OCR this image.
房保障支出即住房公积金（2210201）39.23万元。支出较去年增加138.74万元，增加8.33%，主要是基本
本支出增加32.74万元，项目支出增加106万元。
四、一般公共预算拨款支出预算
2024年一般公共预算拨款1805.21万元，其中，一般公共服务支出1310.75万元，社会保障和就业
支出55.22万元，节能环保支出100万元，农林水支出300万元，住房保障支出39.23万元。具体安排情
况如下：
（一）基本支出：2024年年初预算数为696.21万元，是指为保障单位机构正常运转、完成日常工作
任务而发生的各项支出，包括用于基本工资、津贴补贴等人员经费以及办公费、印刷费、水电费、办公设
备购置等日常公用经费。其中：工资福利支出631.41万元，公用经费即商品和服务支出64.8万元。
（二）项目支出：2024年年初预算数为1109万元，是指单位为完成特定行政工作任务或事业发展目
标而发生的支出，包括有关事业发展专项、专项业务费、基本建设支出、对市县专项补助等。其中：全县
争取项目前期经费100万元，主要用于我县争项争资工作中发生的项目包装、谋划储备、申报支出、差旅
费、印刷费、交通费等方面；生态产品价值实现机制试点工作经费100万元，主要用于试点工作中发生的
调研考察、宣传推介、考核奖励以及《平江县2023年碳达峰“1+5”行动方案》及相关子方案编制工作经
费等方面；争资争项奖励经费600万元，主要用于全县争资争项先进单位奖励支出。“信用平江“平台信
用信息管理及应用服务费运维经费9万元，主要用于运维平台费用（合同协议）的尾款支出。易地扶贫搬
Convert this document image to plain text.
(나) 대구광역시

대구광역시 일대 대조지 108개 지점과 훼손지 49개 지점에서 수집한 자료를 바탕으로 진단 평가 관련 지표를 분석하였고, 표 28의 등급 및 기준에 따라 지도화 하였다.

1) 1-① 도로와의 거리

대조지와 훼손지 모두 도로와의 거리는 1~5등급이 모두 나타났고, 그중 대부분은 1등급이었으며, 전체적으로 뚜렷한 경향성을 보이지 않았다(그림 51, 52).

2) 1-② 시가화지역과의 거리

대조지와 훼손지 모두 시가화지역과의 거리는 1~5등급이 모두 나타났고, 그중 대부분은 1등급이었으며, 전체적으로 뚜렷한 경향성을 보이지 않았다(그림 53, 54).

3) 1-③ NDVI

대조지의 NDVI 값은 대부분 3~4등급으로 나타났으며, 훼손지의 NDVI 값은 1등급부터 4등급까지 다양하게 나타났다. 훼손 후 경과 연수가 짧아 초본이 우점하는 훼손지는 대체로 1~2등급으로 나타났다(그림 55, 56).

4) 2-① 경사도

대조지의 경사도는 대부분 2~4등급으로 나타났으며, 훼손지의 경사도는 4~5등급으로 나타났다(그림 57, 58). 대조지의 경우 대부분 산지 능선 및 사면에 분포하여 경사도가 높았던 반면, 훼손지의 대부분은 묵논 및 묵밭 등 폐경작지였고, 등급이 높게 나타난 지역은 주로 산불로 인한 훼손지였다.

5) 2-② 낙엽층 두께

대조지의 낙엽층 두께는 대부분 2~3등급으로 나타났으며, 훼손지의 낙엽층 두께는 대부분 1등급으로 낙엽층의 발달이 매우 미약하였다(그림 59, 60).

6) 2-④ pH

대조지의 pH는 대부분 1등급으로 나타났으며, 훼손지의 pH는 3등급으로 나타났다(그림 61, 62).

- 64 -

━━━━━━━━━━

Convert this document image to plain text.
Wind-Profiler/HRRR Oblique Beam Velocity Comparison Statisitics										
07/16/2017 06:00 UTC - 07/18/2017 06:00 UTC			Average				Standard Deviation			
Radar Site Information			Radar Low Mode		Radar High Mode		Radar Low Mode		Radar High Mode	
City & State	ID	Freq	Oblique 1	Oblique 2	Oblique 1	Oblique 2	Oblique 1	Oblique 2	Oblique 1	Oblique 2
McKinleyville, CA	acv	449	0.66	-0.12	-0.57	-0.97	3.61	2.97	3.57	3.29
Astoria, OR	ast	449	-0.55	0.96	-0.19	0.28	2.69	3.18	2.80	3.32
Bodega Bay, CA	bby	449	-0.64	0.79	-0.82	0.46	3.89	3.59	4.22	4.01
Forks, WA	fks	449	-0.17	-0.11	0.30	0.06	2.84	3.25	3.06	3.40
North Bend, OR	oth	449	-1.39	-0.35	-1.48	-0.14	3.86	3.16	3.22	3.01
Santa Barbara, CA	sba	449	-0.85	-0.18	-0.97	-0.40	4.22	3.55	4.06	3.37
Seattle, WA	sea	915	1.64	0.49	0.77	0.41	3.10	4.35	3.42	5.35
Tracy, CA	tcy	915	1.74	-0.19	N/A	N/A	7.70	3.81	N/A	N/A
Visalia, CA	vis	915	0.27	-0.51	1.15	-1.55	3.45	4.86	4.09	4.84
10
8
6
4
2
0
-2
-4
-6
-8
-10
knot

━━━━━━━━━━

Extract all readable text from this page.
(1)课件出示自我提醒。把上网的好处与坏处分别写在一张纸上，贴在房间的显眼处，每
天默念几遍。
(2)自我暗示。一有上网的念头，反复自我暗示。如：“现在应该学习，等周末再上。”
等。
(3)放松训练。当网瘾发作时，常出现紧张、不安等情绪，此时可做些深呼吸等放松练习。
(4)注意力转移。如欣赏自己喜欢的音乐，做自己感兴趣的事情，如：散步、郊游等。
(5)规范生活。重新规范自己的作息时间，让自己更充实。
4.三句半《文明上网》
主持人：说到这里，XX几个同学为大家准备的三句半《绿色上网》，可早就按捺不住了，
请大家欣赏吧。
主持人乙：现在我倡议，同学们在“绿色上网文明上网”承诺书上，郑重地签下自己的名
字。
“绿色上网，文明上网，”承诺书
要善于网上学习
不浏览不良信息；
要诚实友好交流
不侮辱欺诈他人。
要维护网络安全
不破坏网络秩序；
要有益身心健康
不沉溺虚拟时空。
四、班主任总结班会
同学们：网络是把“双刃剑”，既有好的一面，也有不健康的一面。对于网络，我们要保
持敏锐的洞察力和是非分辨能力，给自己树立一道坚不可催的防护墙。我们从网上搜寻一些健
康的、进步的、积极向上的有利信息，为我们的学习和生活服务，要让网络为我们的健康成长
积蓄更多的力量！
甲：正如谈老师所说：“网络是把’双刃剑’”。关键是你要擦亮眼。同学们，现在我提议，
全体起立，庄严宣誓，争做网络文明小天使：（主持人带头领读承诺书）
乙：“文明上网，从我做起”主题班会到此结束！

━━━━━━━━━━

**What you have to do**
Within the entries above, work out how many lines contain the word "대조지와". The number alone is the answer.

**The reply**
2